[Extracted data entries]
------------------------------------------------------------------------

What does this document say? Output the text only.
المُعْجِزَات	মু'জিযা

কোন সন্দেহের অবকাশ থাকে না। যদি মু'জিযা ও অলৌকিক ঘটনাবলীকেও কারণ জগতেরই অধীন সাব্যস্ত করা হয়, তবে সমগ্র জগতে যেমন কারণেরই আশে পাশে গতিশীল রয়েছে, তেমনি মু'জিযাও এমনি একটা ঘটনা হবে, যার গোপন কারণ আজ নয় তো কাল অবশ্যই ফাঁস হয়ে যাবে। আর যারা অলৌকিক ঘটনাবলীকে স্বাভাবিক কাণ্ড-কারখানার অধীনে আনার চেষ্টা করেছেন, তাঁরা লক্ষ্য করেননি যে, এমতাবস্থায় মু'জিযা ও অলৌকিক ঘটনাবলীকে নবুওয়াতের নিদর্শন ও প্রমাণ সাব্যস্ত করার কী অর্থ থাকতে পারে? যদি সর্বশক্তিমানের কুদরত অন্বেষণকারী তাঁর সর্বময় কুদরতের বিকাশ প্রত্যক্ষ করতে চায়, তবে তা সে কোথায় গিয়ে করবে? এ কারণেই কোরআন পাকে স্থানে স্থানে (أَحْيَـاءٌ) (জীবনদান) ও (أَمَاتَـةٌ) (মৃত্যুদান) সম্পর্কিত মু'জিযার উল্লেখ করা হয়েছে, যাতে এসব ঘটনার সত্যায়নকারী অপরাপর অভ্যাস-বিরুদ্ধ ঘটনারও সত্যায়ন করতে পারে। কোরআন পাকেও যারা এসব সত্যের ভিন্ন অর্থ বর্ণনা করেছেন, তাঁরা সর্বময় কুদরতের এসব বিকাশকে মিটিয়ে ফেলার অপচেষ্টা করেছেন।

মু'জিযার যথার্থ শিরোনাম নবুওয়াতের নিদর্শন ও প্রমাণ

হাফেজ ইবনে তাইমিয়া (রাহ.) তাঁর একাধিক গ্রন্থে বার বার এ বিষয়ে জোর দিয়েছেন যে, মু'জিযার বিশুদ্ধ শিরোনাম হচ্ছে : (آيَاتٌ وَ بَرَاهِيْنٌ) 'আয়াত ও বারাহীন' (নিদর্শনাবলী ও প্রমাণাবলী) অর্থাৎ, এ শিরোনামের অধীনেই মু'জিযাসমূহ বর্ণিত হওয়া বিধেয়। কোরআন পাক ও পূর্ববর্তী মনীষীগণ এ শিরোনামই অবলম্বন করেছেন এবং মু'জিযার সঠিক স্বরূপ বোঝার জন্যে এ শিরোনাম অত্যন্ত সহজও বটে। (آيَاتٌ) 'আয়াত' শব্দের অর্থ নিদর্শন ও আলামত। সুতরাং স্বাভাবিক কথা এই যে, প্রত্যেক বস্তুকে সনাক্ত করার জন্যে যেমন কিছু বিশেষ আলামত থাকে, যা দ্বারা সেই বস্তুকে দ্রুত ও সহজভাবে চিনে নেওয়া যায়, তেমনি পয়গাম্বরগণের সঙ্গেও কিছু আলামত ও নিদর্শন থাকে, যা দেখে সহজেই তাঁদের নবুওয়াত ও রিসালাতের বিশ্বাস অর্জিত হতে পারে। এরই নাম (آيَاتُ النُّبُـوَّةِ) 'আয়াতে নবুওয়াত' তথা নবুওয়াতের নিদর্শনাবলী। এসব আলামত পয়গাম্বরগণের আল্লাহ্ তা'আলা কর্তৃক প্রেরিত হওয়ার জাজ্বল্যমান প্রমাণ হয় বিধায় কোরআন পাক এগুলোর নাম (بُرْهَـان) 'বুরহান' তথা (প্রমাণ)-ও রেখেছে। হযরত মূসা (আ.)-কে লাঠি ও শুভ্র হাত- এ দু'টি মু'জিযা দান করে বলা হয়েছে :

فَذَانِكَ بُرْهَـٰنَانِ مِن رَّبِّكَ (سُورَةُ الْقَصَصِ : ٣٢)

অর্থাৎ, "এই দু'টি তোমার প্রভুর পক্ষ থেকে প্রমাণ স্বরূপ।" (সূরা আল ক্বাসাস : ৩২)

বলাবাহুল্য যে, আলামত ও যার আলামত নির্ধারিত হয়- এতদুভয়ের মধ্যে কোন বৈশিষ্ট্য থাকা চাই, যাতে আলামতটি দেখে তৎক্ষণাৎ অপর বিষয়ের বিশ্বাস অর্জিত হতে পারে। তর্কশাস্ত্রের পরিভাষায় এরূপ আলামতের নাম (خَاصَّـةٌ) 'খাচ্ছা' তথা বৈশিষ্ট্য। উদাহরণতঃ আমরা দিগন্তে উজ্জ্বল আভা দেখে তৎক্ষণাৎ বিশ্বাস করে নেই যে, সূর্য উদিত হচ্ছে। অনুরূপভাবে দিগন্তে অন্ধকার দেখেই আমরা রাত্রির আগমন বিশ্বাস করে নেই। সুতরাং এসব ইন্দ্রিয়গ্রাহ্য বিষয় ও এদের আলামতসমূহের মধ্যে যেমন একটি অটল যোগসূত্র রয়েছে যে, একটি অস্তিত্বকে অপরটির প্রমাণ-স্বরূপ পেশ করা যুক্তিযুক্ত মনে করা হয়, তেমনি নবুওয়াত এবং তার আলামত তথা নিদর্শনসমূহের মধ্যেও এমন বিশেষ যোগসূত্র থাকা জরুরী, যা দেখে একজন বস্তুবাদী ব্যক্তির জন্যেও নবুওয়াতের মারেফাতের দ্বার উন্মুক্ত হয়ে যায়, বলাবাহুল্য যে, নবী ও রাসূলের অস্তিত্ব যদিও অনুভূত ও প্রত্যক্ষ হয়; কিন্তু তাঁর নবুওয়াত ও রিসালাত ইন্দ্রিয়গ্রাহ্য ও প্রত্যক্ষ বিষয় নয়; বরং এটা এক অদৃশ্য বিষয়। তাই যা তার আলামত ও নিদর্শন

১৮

------------------------------------------------------------------------

__Set problem__
Print the whole listing exactly as it is.

__Answer__
What does this document say? Output the text only.
المُعْجِزَات	মু'জিযা

কোন সন্দেহের অবকাশ থাকে না। যদি মু'জিযা ও অলৌকিক ঘটনাবলীকেও কারণ জগতেরই অধীন সাব্যস্ত করা হয়, তবে সমগ্র জগতে যেমন কারণেরই আশে পাশে গতিশীল রয়েছে, তেমনি মু'জিযাও এমনি একটা ঘটনা হবে, যার গোপন কারণ আজ নয় তো কাল অবশ্যই ফাঁস হয়ে যাবে। আর যারা অলৌকিক ঘটনাবলীকে স্বাভাবিক কাণ্ড-কারখানার অধীনে আনার চেষ্টা করেছেন, তাঁরা লক্ষ্য করেননি যে, এমতাবস্থায় মু'জিযা ও অলৌকিক ঘটনাবলীকে নবুওয়াতের নিদর্শন ও প্রমাণ সাব্যস্ত করার কী অর্থ থাকতে পারে? যদি সর্বশক্তিমানের কুদরত অন্বেষণকারী তাঁর সর্বময় কুদরতের বিকাশ প্রত্যক্ষ করতে চায়, তবে তা সে কোথায় গিয়ে করবে? এ কারণেই কোরআন পাকে স্থানে স্থানে (أَحْيَـاءٌ) (জীবনদান) ও (أَمَاتَـةٌ) (মৃত্যুদান) সম্পর্কিত মু'জিযার উল্লেখ করা হয়েছে, যাতে এসব ঘটনার সত্যায়নকারী অপরাপর অভ্যাস-বিরুদ্ধ ঘটনারও সত্যায়ন করতে পারে। কোরআন পাকেও যারা এসব সত্যের ভিন্ন অর্থ বর্ণনা করেছেন, তাঁরা সর্বময় কুদরতের এসব বিকাশকে মিটিয়ে ফেলার অপচেষ্টা করেছেন।

মু'জিযার যথার্থ শিরোনাম নবুওয়াতের নিদর্শন ও প্রমাণ

হাফেজ ইবনে তাইমিয়া (রাহ.) তাঁর একাধিক গ্রন্থে বার বার এ বিষয়ে জোর দিয়েছেন যে, মু'জিযার বিশুদ্ধ শিরোনাম হচ্ছে : (آيَاتٌ وَ بَرَاهِيْنٌ) 'আয়াত ও বারাহীন' (নিদর্শনাবলী ও প্রমাণাবলী) অর্থাৎ, এ শিরোনামের অধীনেই মু'জিযাসমূহ বর্ণিত হওয়া বিধেয়। কোরআন পাক ও পূর্ববর্তী মনীষীগণ এ শিরোনামই অবলম্বন করেছেন এবং মু'জিযার সঠিক স্বরূপ বোঝার জন্যে এ শিরোনাম অত্যন্ত সহজও বটে। (آيَاتٌ) 'আয়াত' শব্দের অর্থ নিদর্শন ও আলামত। সুতরাং স্বাভাবিক কথা এই যে, প্রত্যেক বস্তুকে সনাক্ত করার জন্যে যেমন কিছু বিশেষ আলামত থাকে, যা দ্বারা সেই বস্তুকে দ্রুত ও সহজভাবে চিনে নেওয়া যায়, তেমনি পয়গাম্বরগণের সঙ্গেও কিছু আলামত ও নিদর্শন থাকে, যা দেখে সহজেই তাঁদের নবুওয়াত ও রিসালাতের বিশ্বাস অর্জিত হতে পারে। এরই নাম (آيَاتُ النُّبُـوَّةِ) 'আয়াতে নবুওয়াত' তথা নবুওয়াতের নিদর্শনাবলী। এসব আলামত পয়গাম্বরগণের আল্লাহ্ তা'আলা কর্তৃক প্রেরিত হওয়ার জাজ্বল্যমান প্রমাণ হয় বিধায় কোরআন পাক এগুলোর নাম (بُرْهَـان) 'বুরহান' তথা (প্রমাণ)-ও রেখেছে। হযরত মূসা (আ.)-কে লাঠি ও শুভ্র হাত- এ দু'টি মু'জিযা দান করে বলা হয়েছে :

فَذَانِكَ بُرْهَـٰنَانِ مِن رَّبِّكَ (سُورَةُ الْقَصَصِ : ٣٢)

অর্থাৎ, "এই দু'টি তোমার প্রভুর পক্ষ থেকে প্রমাণ স্বরূপ।" (সূরা আল ক্বাসাস : ৩২)

বলাবাহুল্য যে, আলামত ও যার আলামত নির্ধারিত হয়- এতদুভয়ের মধ্যে কোন বৈশিষ্ট্য থাকা চাই, যাতে আলামতটি দেখে তৎক্ষণাৎ অপর বিষয়ের বিশ্বাস অর্জিত হতে পারে। তর্কশাস্ত্রের পরিভাষায় এরূপ আলামতের নাম (خَاصَّـةٌ) 'খাচ্ছা' তথা বৈশিষ্ট্য। উদাহরণতঃ আমরা দিগন্তে উজ্জ্বল আভা দেখে তৎক্ষণাৎ বিশ্বাস করে নেই যে, সূর্য উদিত হচ্ছে। অনুরূপভাবে দিগন্তে অন্ধকার দেখেই আমরা রাত্রির আগমন বিশ্বাস করে নেই। সুতরাং এসব ইন্দ্রিয়গ্রাহ্য বিষয় ও এদের আলামতসমূহের মধ্যে যেমন একটি অটল যোগসূত্র রয়েছে যে, একটি অস্তিত্বকে অপরটির প্রমাণ-স্বরূপ পেশ করা যুক্তিযুক্ত মনে করা হয়, তেমনি নবুওয়াত এবং তার আলামত তথা নিদর্শনসমূহের মধ্যেও এমন বিশেষ যোগসূত্র থাকা জরুরী, যা দেখে একজন বস্তুবাদী ব্যক্তির জন্যেও নবুওয়াতের মারেফাতের দ্বার উন্মুক্ত হয়ে যায়, বলাবাহুল্য যে, নবী ও রাসূলের অস্তিত্ব যদিও অনুভূত ও প্রত্যক্ষ হয়; কিন্তু তাঁর নবুওয়াত ও রিসালাত ইন্দ্রিয়গ্রাহ্য ও প্রত্যক্ষ বিষয় নয়; বরং এটা এক অদৃশ্য বিষয়। তাই যা তার আলামত ও নিদর্শন

১৮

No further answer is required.